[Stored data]
** BEGIN **
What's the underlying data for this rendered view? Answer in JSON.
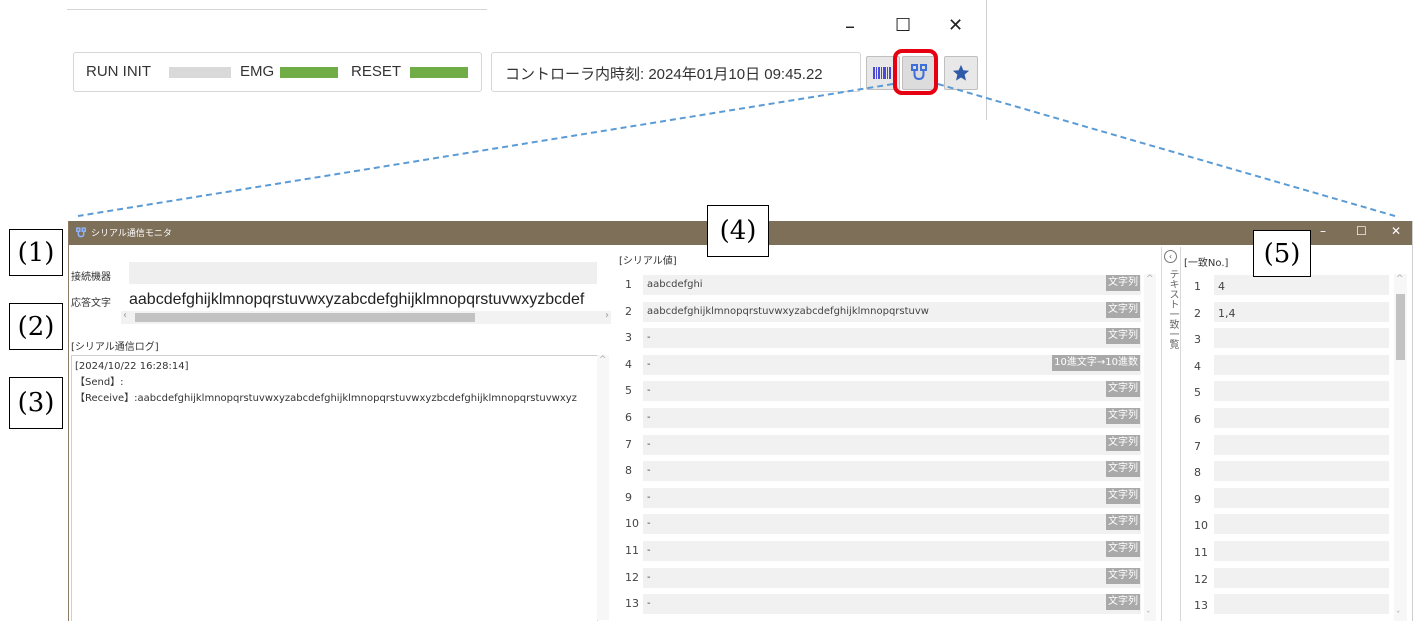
{
  "top": {
    "status": {
      "run_init": "RUN INIT",
      "emg": "EMG",
      "reset": "RESET"
    },
    "controller_time": "コントローラ内時刻: 2024年01月10日 09:45.22",
    "window_controls": {
      "minimize": "–",
      "maximize": "☐",
      "close": "✕"
    },
    "toolbar_icons": [
      "barcode-icon",
      "serial-connector-icon",
      "star-icon"
    ]
  },
  "monitor": {
    "title": "シリアル通信モニタ",
    "window_controls": {
      "minimize": "–",
      "maximize": "☐",
      "close": "✕"
    },
    "connected_device_label": "接続機器",
    "connected_device_value": "",
    "response_label": "応答文字",
    "response_value": "aabcdefghijklmnopqrstuvwxyzabcdefghijklmnopqrstuvwxyzbcdef",
    "log_header": "[シリアル通信ログ]",
    "log_lines": [
      "[2024/10/22 16:28:14]",
      "【Send】:",
      "【Receive】:aabcdefghijklmnopqrstuvwxyzabcdefghijklmnopqrstuvwxyzbcdefghijklmnopqrstuvwxyz"
    ],
    "serial_header": "[シリアル値]",
    "serial_rows": [
      {
        "no": "1",
        "value": "aabcdefghi",
        "tag": "文字列"
      },
      {
        "no": "2",
        "value": "aabcdefghijklmnopqrstuvwxyzabcdefghijklmnopqrstuvw",
        "tag": "文字列"
      },
      {
        "no": "3",
        "value": "-",
        "tag": "文字列"
      },
      {
        "no": "4",
        "value": "-",
        "tag": "10進文字→10進数"
      },
      {
        "no": "5",
        "value": "-",
        "tag": "文字列"
      },
      {
        "no": "6",
        "value": "-",
        "tag": "文字列"
      },
      {
        "no": "7",
        "value": "-",
        "tag": "文字列"
      },
      {
        "no": "8",
        "value": "-",
        "tag": "文字列"
      },
      {
        "no": "9",
        "value": "-",
        "tag": "文字列"
      },
      {
        "no": "10",
        "value": "-",
        "tag": "文字列"
      },
      {
        "no": "11",
        "value": "-",
        "tag": "文字列"
      },
      {
        "no": "12",
        "value": "-",
        "tag": "文字列"
      },
      {
        "no": "13",
        "value": "-",
        "tag": "文字列"
      }
    ],
    "side_tab_label": "テキスト一致一覧",
    "match_header": "[一致No.]",
    "match_rows": [
      {
        "no": "1",
        "value": "4"
      },
      {
        "no": "2",
        "value": "1,4"
      },
      {
        "no": "3",
        "value": ""
      },
      {
        "no": "4",
        "value": ""
      },
      {
        "no": "5",
        "value": ""
      },
      {
        "no": "6",
        "value": ""
      },
      {
        "no": "7",
        "value": ""
      },
      {
        "no": "8",
        "value": ""
      },
      {
        "no": "9",
        "value": ""
      },
      {
        "no": "10",
        "value": ""
      },
      {
        "no": "11",
        "value": ""
      },
      {
        "no": "12",
        "value": ""
      },
      {
        "no": "13",
        "value": ""
      }
    ]
  },
  "callouts": [
    "(1)",
    "(2)",
    "(3)",
    "(4)",
    "(5)"
  ],
  "colors": {
    "status_gray": "#d9d9d9",
    "status_green": "#70ad47",
    "highlight_red": "#e50012",
    "titlebar": "#7d6f58",
    "dashed_line": "#5b9bd5",
    "tag_gray": "#a9a9a9"
  }
}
** END **
→ **Your task**:
All of the lines above should be printed exactly, minus the pictures.

→ **Final result**:
What's the underlying data for this rendered view? Answer in JSON.
{
  "top": {
    "status": {
      "run_init": "RUN INIT",
      "emg": "EMG",
      "reset": "RESET"
    },
    "controller_time": "コントローラ内時刻: 2024年01月10日 09:45.22",
    "window_controls": {
      "minimize": "–",
      "maximize": "☐",
      "close": "✕"
    },
    "toolbar_icons": [
      "barcode-icon",
      "serial-connector-icon",
      "star-icon"
    ]
  },
  "monitor": {
    "title": "シリアル通信モニタ",
    "window_controls": {
      "minimize": "–",
      "maximize": "☐",
      "close": "✕"
    },
    "connected_device_label": "接続機器",
    "connected_device_value": "",
    "response_label": "応答文字",
    "response_value": "aabcdefghijklmnopqrstuvwxyzabcdefghijklmnopqrstuvwxyzbcdef",
    "log_header": "[シリアル通信ログ]",
    "log_lines": [
      "[2024/10/22 16:28:14]",
      "【Send】:",
      "【Receive】:aabcdefghijklmnopqrstuvwxyzabcdefghijklmnopqrstuvwxyzbcdefghijklmnopqrstuvwxyz"
    ],
    "serial_header": "[シリアル値]",
    "serial_rows": [
      {
        "no": "1",
        "value": "aabcdefghi",
        "tag": "文字列"
      },
      {
        "no": "2",
        "value": "aabcdefghijklmnopqrstuvwxyzabcdefghijklmnopqrstuvw",
        "tag": "文字列"
      },
      {
        "no": "3",
        "value": "-",
        "tag": "文字列"
      },
      {
        "no": "4",
        "value": "-",
        "tag": "10進文字→10進数"
      },
      {
        "no": "5",
        "value": "-",
        "tag": "文字列"
      },
      {
        "no": "6",
        "value": "-",
        "tag": "文字列"
      },
      {
        "no": "7",
        "value": "-",
        "tag": "文字列"
      },
      {
        "no": "8",
        "value": "-",
        "tag": "文字列"
      },
      {
        "no": "9",
        "value": "-",
        "tag": "文字列"
      },
      {
        "no": "10",
        "value": "-",
        "tag": "文字列"
      },
      {
        "no": "11",
        "value": "-",
        "tag": "文字列"
      },
      {
        "no": "12",
        "value": "-",
        "tag": "文字列"
      },
      {
        "no": "13",
        "value": "-",
        "tag": "文字列"
      }
    ],
    "side_tab_label": "テキスト一致一覧",
    "match_header": "[一致No.]",
    "match_rows": [
      {
        "no": "1",
        "value": "4"
      },
      {
        "no": "2",
        "value": "1,4"
      },
      {
        "no": "3",
        "value": ""
      },
      {
        "no": "4",
        "value": ""
      },
      {
        "no": "5",
        "value": ""
      },
      {
        "no": "6",
        "value": ""
      },
      {
        "no": "7",
        "value": ""
      },
      {
        "no": "8",
        "value": ""
      },
      {
        "no": "9",
        "value": ""
      },
      {
        "no": "10",
        "value": ""
      },
      {
        "no": "11",
        "value": ""
      },
      {
        "no": "12",
        "value": ""
      },
      {
        "no": "13",
        "value": ""
      }
    ]
  },
  "callouts": [
    "(1)",
    "(2)",
    "(3)",
    "(4)",
    "(5)"
  ],
  "colors": {
    "status_gray": "#d9d9d9",
    "status_green": "#70ad47",
    "highlight_red": "#e50012",
    "titlebar": "#7d6f58",
    "dashed_line": "#5b9bd5",
    "tag_gray": "#a9a9a9"
  }
}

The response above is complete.